(Labeled box records)
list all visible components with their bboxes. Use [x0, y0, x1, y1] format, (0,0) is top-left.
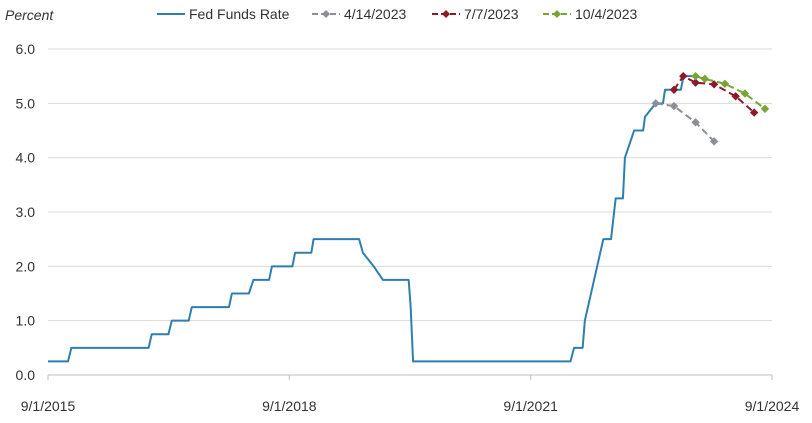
y-tick-label: 1.0: [16, 313, 36, 329]
series-line-4-14-2023: [655, 102, 715, 143]
legend-label: 10/4/2023: [575, 6, 637, 22]
data-point: [669, 101, 679, 111]
data-point: [720, 79, 730, 88]
data-point: [691, 118, 700, 127]
y-tick-label: 3.0: [16, 204, 36, 220]
legend-item-7-7-2023: 7/7/2023: [432, 6, 519, 22]
data-point: [760, 104, 770, 113]
y-axis-title: Percent: [5, 7, 54, 23]
legend-label: 7/7/2023: [464, 6, 519, 22]
data-point: [731, 92, 740, 101]
legend-item-fed-funds-rate: Fed Funds Rate: [157, 6, 290, 22]
data-point: [669, 85, 679, 94]
legend-item-4-14-2023: 4/14/2023: [312, 6, 406, 22]
y-tick-labels: 0.0 1.0 2.0 3.0 4.0 5.0 6.0: [16, 41, 36, 383]
x-tick-label: 9/1/2024: [745, 398, 800, 414]
series-line-fed-funds-rate: [48, 75, 699, 363]
series-10-4-2023: [691, 71, 770, 113]
data-point: [709, 137, 719, 146]
data-point: [651, 99, 660, 108]
x-tick-label: 9/1/2015: [21, 398, 76, 414]
data-point: [679, 71, 688, 81]
y-tick-label: 5.0: [16, 95, 36, 111]
series-4-14-2023: [651, 99, 719, 146]
legend: Fed Funds Rate 4/14/2023 7/7/2023 10/4/2023: [157, 6, 637, 22]
legend-label: Fed Funds Rate: [189, 6, 290, 22]
data-point: [691, 78, 700, 87]
data-point: [709, 80, 719, 89]
x-tick-label: 9/1/2021: [503, 398, 558, 414]
legend-marker: [442, 10, 450, 18]
y-tick-label: 4.0: [16, 150, 36, 166]
data-point: [700, 74, 710, 84]
series-fed-funds-rate: [48, 75, 699, 363]
legend-marker: [322, 10, 330, 18]
y-tick-label: 0.0: [16, 367, 36, 383]
data-point: [691, 71, 700, 81]
data-point: [740, 89, 750, 98]
x-tick-labels: 9/1/2015 9/1/2018 9/1/2021 9/1/2024: [21, 375, 800, 414]
x-tick-label: 9/1/2018: [262, 398, 317, 414]
y-tick-label: 2.0: [16, 258, 36, 274]
data-point: [749, 108, 759, 117]
gridlines: [48, 48, 772, 322]
legend-item-10-4-2023: 10/4/2023: [543, 6, 637, 22]
series-layer: [48, 71, 770, 363]
y-tick-label: 6.0: [16, 41, 36, 57]
legend-marker: [553, 10, 561, 18]
legend-label: 4/14/2023: [344, 6, 406, 22]
series-7-7-2023: [669, 71, 759, 117]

# WRITTEN PROBLEM:
Edit the stretch from the line containing "y-tick-label: 1.0: [16, 313, 36, 329]" through the line containing "y-tick-label: 3.0: [16, 204, 36, 220]" so that "data-point" becomes "plot-point" everywhere in it, changing nothing else, and return only those lines.

# EXERCISE ANSWER:
y-tick-label: 1.0: [16, 313, 36, 329]
series-line-4-14-2023: [655, 102, 715, 143]
legend-label: 10/4/2023: [575, 6, 637, 22]
plot-point: [669, 101, 679, 111]
plot-point: [720, 79, 730, 88]
plot-point: [691, 118, 700, 127]
y-tick-label: 3.0: [16, 204, 36, 220]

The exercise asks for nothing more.